======== Extracted entries

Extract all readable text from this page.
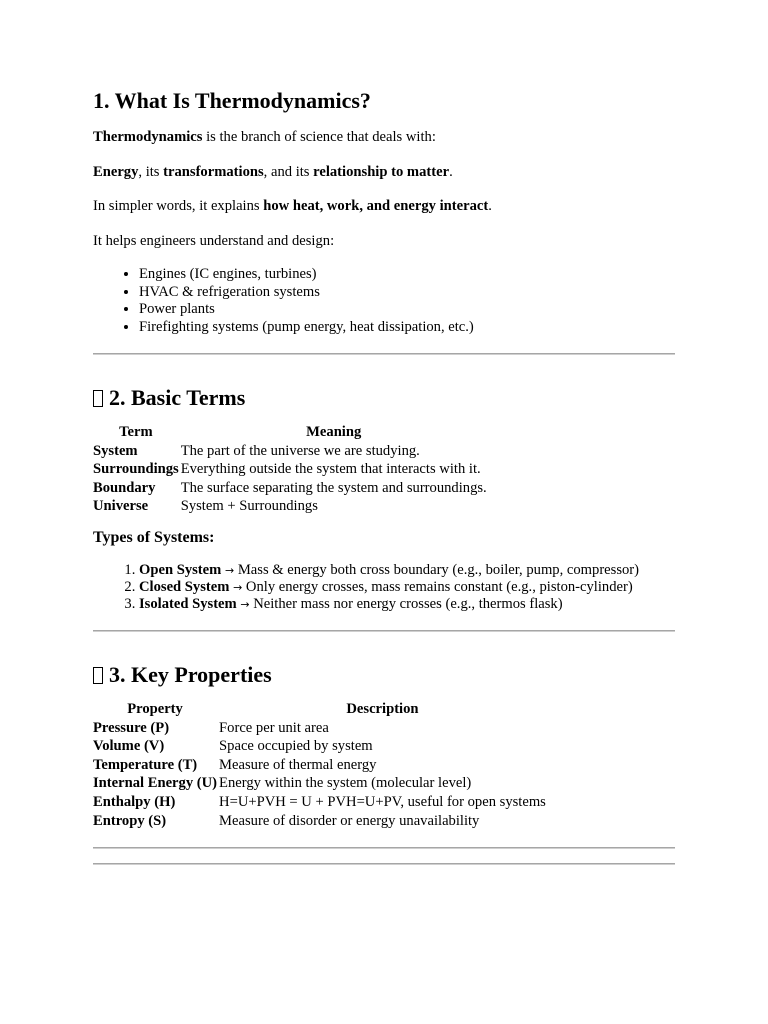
1. What Is Thermodynamics?

Thermodynamics is the branch of science that deals with:

Energy, its transformations, and its relationship to matter.

In simpler words, it explains how heat, work, and energy interact.

It helps engineers understand and design:

• Engines (IC engines, turbines)
• HVAC & refrigeration systems
• Power plants
• Firefighting systems (pump energy, heat dissipation, etc.)
2. Basic Terms
Term	Meaning
System	The part of the universe we are studying.
Surroundings	Everything outside the system that interacts with it.
Boundary	The surface separating the system and surroundings.
Universe	System + Surroundings
Types of Systems:
1. Open System → Mass & energy both cross boundary (e.g., boiler, pump, compressor)
2. Closed System → Only energy crosses, mass remains constant (e.g., piston-cylinder)
3. Isolated System → Neither mass nor energy crosses (e.g., thermos flask)
3. Key Properties
Property	Description
Pressure (P)	Force per unit area
Volume (V)	Space occupied by system
Temperature (T)	Measure of thermal energy
Internal Energy (U)	Energy within the system (molecular level)
Enthalpy (H)	H=U+PVH = U + PVH=U+PV, useful for open systems
Entropy (S)	Measure of disorder or energy unavailability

================

- _Set task_
Keep the pictures out of your copy, and repeat every entry above exactly.

- _Solution to this exercise_
Extract all readable text from this page.
1. What Is Thermodynamics?

Thermodynamics is the branch of science that deals with:

Energy, its transformations, and its relationship to matter.

In simpler words, it explains how heat, work, and energy interact.

It helps engineers understand and design:

• Engines (IC engines, turbines)
• HVAC & refrigeration systems
• Power plants
• Firefighting systems (pump energy, heat dissipation, etc.)
2. Basic Terms
Term	Meaning
System	The part of the universe we are studying.
Surroundings	Everything outside the system that interacts with it.
Boundary	The surface separating the system and surroundings.
Universe	System + Surroundings
Types of Systems:
1. Open System → Mass & energy both cross boundary (e.g., boiler, pump, compressor)
2. Closed System → Only energy crosses, mass remains constant (e.g., piston-cylinder)
3. Isolated System → Neither mass nor energy crosses (e.g., thermos flask)
3. Key Properties
Property	Description
Pressure (P)	Force per unit area
Volume (V)	Space occupied by system
Temperature (T)	Measure of thermal energy
Internal Energy (U)	Energy within the system (molecular level)
Enthalpy (H)	H=U+PVH = U + PVH=U+PV, useful for open systems
Entropy (S)	Measure of disorder or energy unavailability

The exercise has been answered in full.